# SOURCE EXCERPT
*****

Edinburgh bus station (previously St Andrew Square bus station) is the bus station serving central Edinburgh, which opened in its present form in February 2003.

The bus station is on Elder Street, where the buses enter, with pedestrian access also at St Andrew Square. Buses and coaches serve Glasgow, Berwick-upon-Tweed, Perth, Dundee, Aberdeen and Fife. Megabus and National Express also serve the station to destinations that are mainly in England and Wales. The bus station is along with the adjacent Multrees Walk development, which includes Harvey Nichols and many other high-end retailers and was designed by the Edinburgh office of the architectural firm CDA.

History
St Andrew Square bus station was opened in April 1957 by the operator Scottish Motor Traction, with 16 stances over 5 platforms and underground subways connecting the platforms. By the late 1960s, an office block had been built above the station. Its building supports ate into the platforms and so reduced the available space.

The station closed on 2 July 2000, as part of developments of the site, which included a new bus station and Scotland's first Harvey Nichols store.

*****

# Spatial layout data
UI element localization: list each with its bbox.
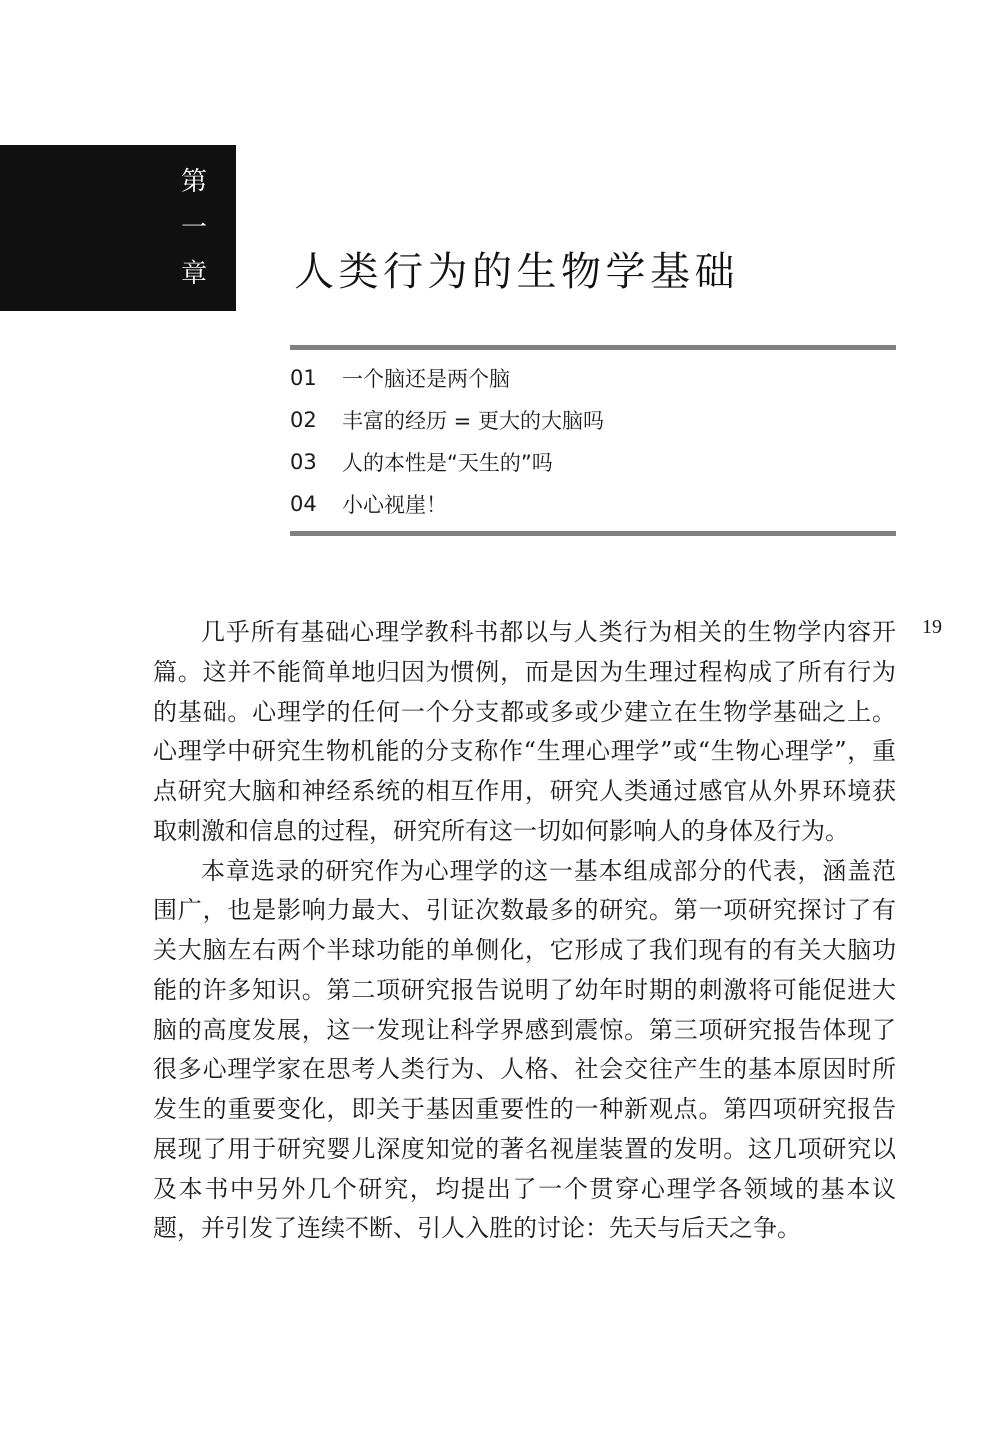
chapter-contents [290,345,896,536]
toc-item-title: 丰富的经历 = 更大的大脑吗 [342,409,604,433]
toc-item[interactable] [290,483,896,525]
toc-item[interactable] [290,441,896,483]
chapter-label-char: 一 [180,213,207,243]
body-paragraph: 本章选录的研究作为心理学的这一基本组成部分的代表，涵盖范围广，也是影响力最大、引证次数最多的研究。第一项研究探讨了有关大脑左右两个半球功能的单侧化，它形成了我们现有的有关大脑功能的许多知识。第二项研究报告说明了幼年时期的刺激将可能促进大脑的高度发展，这一发现让科学界感到震惊。第三项研究报告体现了很多心理学家在思考人类行为、人格、社会交往产生的基本原因时所发生的重要变化，即关于基因重要性的一种新观点。第四项研究报告展现了用于研究婴儿深度知觉的著名视崖装置的发明。这几项研究以及本书中另外几个研究，均提出了一个贯穿心理学各领域的基本议题，并引发了连续不断、引人入胜的讨论：先天与后天之争。 [153,856,896,1243]
chapter-label-block [0,145,236,311]
page-number: 19 [922,616,942,638]
toc-item[interactable] [290,399,896,441]
toc-item-number: 01 [290,366,317,390]
toc-bottom-rule [290,531,896,536]
toc-item-number: 04 [290,492,317,516]
chapter-title: 人类行为的生物学基础 [294,249,739,295]
toc-item-number: 03 [290,450,317,474]
toc-item[interactable] [290,357,896,399]
chapter-label-char: 章 [180,259,207,289]
chapter-intro [153,613,896,1249]
toc-item-title: 人的本性是“天生的”吗 [342,451,553,475]
chapter-number-vertical [180,169,208,307]
toc-item-number: 02 [290,408,317,432]
toc-list [290,350,896,531]
chapter-label-char: 第 [180,167,207,197]
toc-item-title: 一个脑还是两个脑 [342,367,510,391]
toc-item-title: 小心视崖！ [342,493,447,517]
body-paragraph: 几乎所有基础心理学教科书都以与人类行为相关的生物学内容开篇。这并不能简单地归因为惯例，而是因为生理过程构成了所有行为的基础。心理学的任何一个分支都或多或少建立在生物学基础之上。心理学中研究生物机能的分支称作“生理心理学”或“生物心理学”，重点研究大脑和神经系统的相互作用，研究人类通过感官从外界环境获取刺激和信息的过程，研究所有这一切如何影响人的身体及行为。 [153,618,896,845]
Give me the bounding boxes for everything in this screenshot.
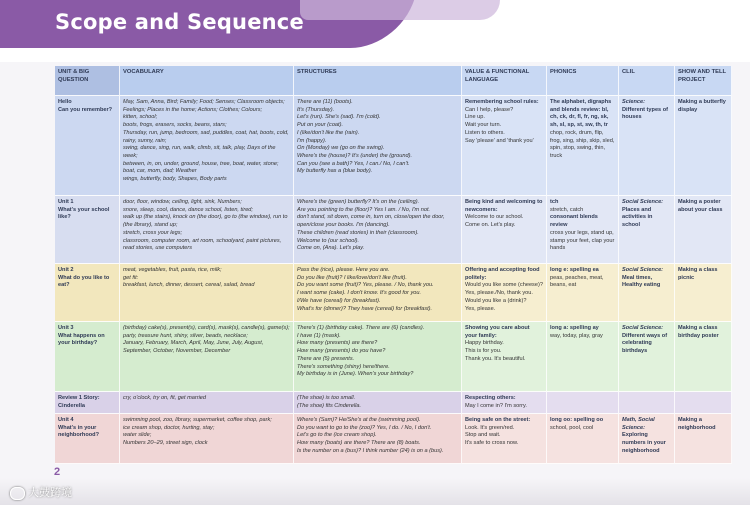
clil-cell [619,392,675,414]
structure-line: I want some (cake). I don't know. It's good for you. [297,290,422,297]
project-cell [675,196,732,264]
vocabulary-cell [120,392,294,414]
clil-subject: Science: [622,99,646,105]
unit-cell [55,392,120,414]
unit-label: Review 1 Story: [58,395,100,401]
value-heading: Being kind and welcoming to newcomers: [465,199,543,213]
value-cell [462,322,547,392]
structure-line: (The shoe) is too small. [297,395,356,401]
vocabulary-line: water slide; [123,432,152,439]
watermark [10,484,72,500]
project-cell [675,96,732,196]
value-line: It's safe to cross now. [465,440,519,447]
header-unit: UNIT & BIG QUESTION [55,66,120,96]
clil-subject: Social Science: [622,267,664,273]
page-title: Scope and Sequence [55,10,304,34]
project-text: Making a class birthday poster [678,325,719,339]
unit-label: Hello [58,99,72,105]
structures-cell [294,392,462,414]
phonics-cell [547,322,619,392]
vocabulary-line: swing, dance, sing, run, walk, climb, sit, talk, play, Days of the week; [123,145,276,160]
vocabulary-line: Numbers 20–29, street sign, clock [123,440,208,447]
big-question: Cinderella [58,402,86,409]
value-line: Thank you. It's beautiful. [465,355,526,362]
phonics-line: The alphabet, digraphs and blends review: bl, ch, ck, dr, fl, fr, ng, sk, sh, sl, sp, st, sw, th, tr [550,99,612,129]
header-clil: CLIL [619,66,675,96]
value-line: Come on. Let's play. [465,222,516,229]
structure-line: What's for (dinner)? They have (cereal) for (breakfast). [297,305,433,312]
structure-line: There's something (shiny) here/there. [297,363,390,370]
value-line: Yes, please./No, thank you. [465,290,533,297]
phonics-line: long e: spelling ea [550,267,599,273]
clil-cell [619,196,675,264]
header-project: SHOW AND TELL PROJECT [675,66,732,96]
structure-line: Put on your (coat). [297,122,344,129]
value-cell [462,264,547,322]
structures-cell [294,264,462,322]
value-line: Would you like a (drink)? [465,297,527,304]
value-line: Look. It's green/red. [465,424,515,431]
vocabulary-line: walk up (the stairs), knock on (the door), go to (the window), run to (the library), stand up; [123,214,288,229]
vocabulary-cell [120,264,294,322]
vocabulary-line: ice cream shop, doctor, hurting, stay; [123,424,215,431]
phonics-cell [547,414,619,464]
vocabulary-line: classroom, computer room, art room, schoolyard, paint pictures, read stories, use computers [123,237,282,252]
vocabulary-line: get fit: [123,274,139,281]
table-row [55,414,732,464]
structure-line: How many (presents) do you have? [297,348,386,355]
vocabulary-line: May, Sam, Anna, Bird; Family; Food; Senses; Classroom objects; Feelings; Places in the home; Actions; Clothes; Colours; [123,99,285,113]
project-text: Making a neighborhood [678,417,716,431]
vocabulary-line: swimming pool, zoo, library, supermarket, coffee shop, park; [123,417,272,423]
structure-line: Where's (Sam)? He/She's at the (swimming pool). [297,417,421,423]
header-phonics: PHONICS [547,66,619,96]
structure-line: Let's (run). She's (sad). I'm (cold). [297,114,381,121]
value-line: Wait your turn. [465,122,502,129]
structures-cell [294,322,462,392]
value-line: Line up. [465,114,485,121]
project-text: Making a butterfly display [678,99,726,113]
structure-line: (The shoe) fits Cinderella. [297,402,362,409]
value-heading: Remembering school rules: [465,99,539,105]
project-text: Making a poster about your class [678,199,723,213]
structure-line: I/We have (cereal) for (breakfast). [297,297,381,304]
structures-cell [294,414,462,464]
phonics-line: long oo: spelling oo [550,417,604,423]
unit-label: Unit 4 [58,417,74,423]
value-line: This is for you. [465,348,502,355]
level-label: Level 3 [52,40,86,51]
table-row [55,322,732,392]
phonics-line: tch [550,199,559,205]
value-line: Welcome to our school. [465,214,524,221]
structure-line: How many (boats) are there? There are (8) boats. [297,440,421,447]
big-question: What's in your neighborhood? [58,424,100,439]
vocabulary-line: stretch, cross your legs; [123,229,183,236]
clil-cell [619,322,675,392]
value-heading: Offering and accepting food politely: [465,267,540,281]
unit-cell [55,96,120,196]
vocabulary-cell [120,322,294,392]
watermark-text: 大鼓跨境 [28,487,72,499]
header-vocabulary: VOCABULARY [120,66,294,96]
value-cell [462,392,547,414]
phonics-line: way, today, play, gray [550,332,603,339]
vocabulary-line: (birthday) cake(s), present(s), card(s), mask(s), candle(s), game(s); [123,325,290,331]
vocabulary-line: Thursday, run, jump, bedroom, sad, puddles, coat, hat, boots, cold, rainy, sunny, rain; [123,129,289,144]
table-header-row [55,66,732,96]
project-cell [675,414,732,464]
page-footer [0,478,750,505]
vocabulary-cell [120,96,294,196]
phonics-cell [547,392,619,414]
project-text: Making a class picnic [678,267,718,281]
value-line: Happy birthday. [465,340,504,347]
structure-line: Do you like (fruit)? I like/love/don't like (fruit). [297,274,407,281]
value-line: May I come in? I'm sorry. [465,402,527,409]
structure-line: Are you pointing to the (floor)? Yes I am. / No, I'm not. [297,206,431,213]
watermark-logo-icon [10,487,25,500]
value-line: Would you like some (cheese)? [465,282,543,289]
vocabulary-line: kitten, school; [123,114,158,121]
value-line: Stop and wait. [465,432,501,439]
structure-line: Come on, (Ana). Let's play. [297,245,365,252]
value-cell [462,196,547,264]
header-swoosh-light [300,0,500,20]
unit-label: Unit 2 [58,267,74,273]
table-row [55,264,732,322]
vocabulary-line: door, floor, window, ceiling, light, sink, Numbers; [123,199,242,205]
structures-cell [294,96,462,196]
clil-cell [619,414,675,464]
structure-line: My butterfly has a (blue body). [297,168,373,175]
table-row [55,196,732,264]
value-line: Yes, please. [465,305,496,312]
structure-line: Pass the (rice), please. Here you are. [297,267,390,273]
unit-cell [55,264,120,322]
structure-line: Where's the (green) butterfly? It's on the (ceiling). [297,199,420,205]
vocabulary-line: breakfast, lunch, dinner, dessert, cereal, salad, bread [123,282,255,289]
structures-cell [294,196,462,264]
clil-subject: Math, Social Science: [622,417,655,431]
big-question: What's your school like? [58,206,110,221]
vocabulary-line: boots, frogs, erasers, socks, beans, stars; [123,122,227,129]
phonics-line: chop, rock, drum, flip, frog, sing, ship, skip, sled, spin, stop, swing, thin, truck [550,129,615,160]
big-question: Can you remember? [58,106,113,113]
structure-line: There are (5) presents. [297,355,355,362]
structure-line: My birthday is in (June). When's your birthday? [297,371,414,378]
vocabulary-line: between, in, on, under, ground, house, tree, boat, water, stone; boat, car, mom, dad; Weather [123,160,279,175]
structure-line: Can you (see a bath)? Yes, I can./ No, I can't. [297,160,410,167]
clil-cell [619,264,675,322]
header-structures: STRUCTURES [294,66,462,96]
big-question: What do you like to eat? [58,274,110,289]
clil-topic: Exploring numbers in your neighborhood [622,432,666,454]
structure-line: How many (presents) are there? [297,340,378,347]
structure-line: I (like/don't like the (rain). [297,129,360,136]
phonics-line: school, pool, cool [550,424,594,431]
unit-label: Unit 3 [58,325,74,331]
clil-topic: Different ways of celebrating birthdays [622,332,668,355]
phonics-line: long a: spelling ay [550,325,599,331]
value-line: Can I help, please? [465,106,514,113]
unit-cell [55,414,120,464]
value-cell [462,96,547,196]
table-row [55,96,732,196]
phonics-line: cross your legs, stand up, stamp your feet, clap your hands [550,229,615,252]
value-line: Listen to others. [465,129,505,136]
vocabulary-line: party, treasure hunt, shiny, silver, beads, necklace; [123,332,248,339]
clil-subject: Social Science: [622,199,664,205]
vocabulary-cell [120,414,294,464]
value-cell [462,414,547,464]
phonics-line: stretch, catch [550,206,584,213]
header-value: VALUE & FUNCTIONAL LANGUAGE [462,66,547,96]
clil-topic: Meal times, Healthy eating [622,274,661,289]
structure-line: It's (Thursday). [297,106,335,113]
big-question: What happens on your birthday? [58,332,105,347]
phonics-cell [547,196,619,264]
structure-line: Welcome to (our school). [297,237,360,244]
vocabulary-line: snore, sleep, cool, dance, dance school, listen, tired; [123,206,253,213]
structure-line: These children (read stories) in their (classroom). [297,229,419,236]
value-heading: Being safe on the street: [465,417,531,423]
scope-sequence-table [55,66,732,464]
structure-line: I'm (happy). [297,137,327,144]
project-cell [675,392,732,414]
structure-line: Do you want some (fruit)? Yes, please. / No, thank you. [297,282,434,289]
value-heading: Respecting others: [465,395,516,401]
project-cell [675,322,732,392]
value-line: Say 'please' and 'thank you' [465,137,534,144]
phonics-line: peas, peaches, meat, beans, eat [550,274,604,289]
project-cell [675,264,732,322]
clil-topic: Places and activities in school [622,206,653,229]
phonics-line: consonant blends review [550,214,598,229]
unit-cell [55,196,120,264]
structure-line: There's (1) (birthday cake). There are (6) (candles). [297,325,425,331]
structure-line: don't stand, sit down, come in, turn on, close/open the door, open/close your books. I'm (dancing). [297,214,445,229]
phonics-cell [547,264,619,322]
table-row [55,392,732,414]
structure-line: I have (1) (mask). [297,332,341,339]
unit-label: Unit 1 [58,199,74,205]
unit-cell [55,322,120,392]
structure-line: Where's the (house)? It's (under) the (ground). [297,153,412,160]
vocabulary-line: cry, o'clock, try on, fit, get married [123,395,207,401]
clil-cell [619,96,675,196]
phonics-cell [547,96,619,196]
vocabulary-line: January, February, March, April, May, June, July, August, September, October, November, December [123,340,264,355]
value-heading: Showing you care about your family: [465,325,530,339]
vocabulary-line: wings, butterfly, body, Shapes, Body parts [123,176,227,183]
structure-line: Do you want to go to the (zoo)? Yes, I do. / No, I don't. [297,424,432,431]
vocabulary-line: meat, vegetables, fruit, pasta, rice, milk; [123,267,222,273]
structure-line: Is the number on a (bus)? I think number (24) is on a (bus). [297,447,444,454]
page-number: 2 [54,466,61,478]
clil-subject: Social Science: [622,325,664,331]
vocabulary-cell [120,196,294,264]
structure-line: Let's go to the (ice cream shop). [297,432,377,439]
clil-topic: Different types of houses [622,106,668,121]
structure-line: On (Monday) we (go on the swing). [297,145,385,152]
structure-line: There are (11) (boots). [297,99,353,105]
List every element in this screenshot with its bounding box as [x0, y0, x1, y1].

*****

# JOBS
1. Copy the passage on Edinburgh bus station word for word, beginning at the words "The bus station is on" and ending after "architectural firm CDA.".
2. Carry on the passage on Edinburgh bus station, starting right after its last sentence.

# EXPECTED OUTPUTS
1.
The bus station is on Elder Street, where the buses enter, with pedestrian access also at St Andrew Square. Buses and coaches serve Glasgow, Berwick-upon-Tweed, Perth, Dundee, Aberdeen and Fife. Megabus and National Express also serve the station to destinations that are mainly in England and Wales. The bus station is along with the adjacent Multrees Walk development, which includes Harvey Nichols and many other high-end retailers and was designed by the Edinburgh office of the architectural firm CDA.

2.
During its reconstruction, a number of issues appeared. Several bus operators complained that the departure fees were too high and planned not to transfer services back into the bus station. Plans were considered that would have moved the bus station within four years to a new redevelopment at Waverley. In a report to councilors, the director of city development, Andrew Holmes, said: "With the delivery of this project now a firm prospect in the next few years, there are potentially opportunities for accommodating integrated facilities for strategic bus services".

The new, more modern bus station opened in February 2003, four months late. It was built and is owned by Coal Pension Properties, as part of the redeveloped site, and is leased by The City of Edinburgh Council.

Since the station reopened, major issues have repeatedly arisen. Within days of its opening, bus drivers were complaining that the ramp into the station was too steep and was catching the bottom of their vehicles. That problem was resolved within a week, with minor changes were made to the ramp.

In 2003, faulty ceiling tiles had to be replaced to ensure that they did not fall onto passers-by.

In 2007, roof planes shut the bus station after they become detached from the roof, which reoccurred with high winds in May 2011. Also in 2007, the offices above the station were flooded, which resulted in the ceiling collapsing and so needing extra support for nearly three years.

In 2011, The City of Edinburgh Council took Balfour Beatty to court over their claims of poor workmanship in connection to the bus station because of emergency work that needed to be carried out. One city council source said: "A new facility like this should have been much sturdier, even in bad weather.... The council only leases the bus station, but has had to pay to carry out repairs to ensure it is safe enough to open up for passengers. The final designs and work have simply not been up to scratch".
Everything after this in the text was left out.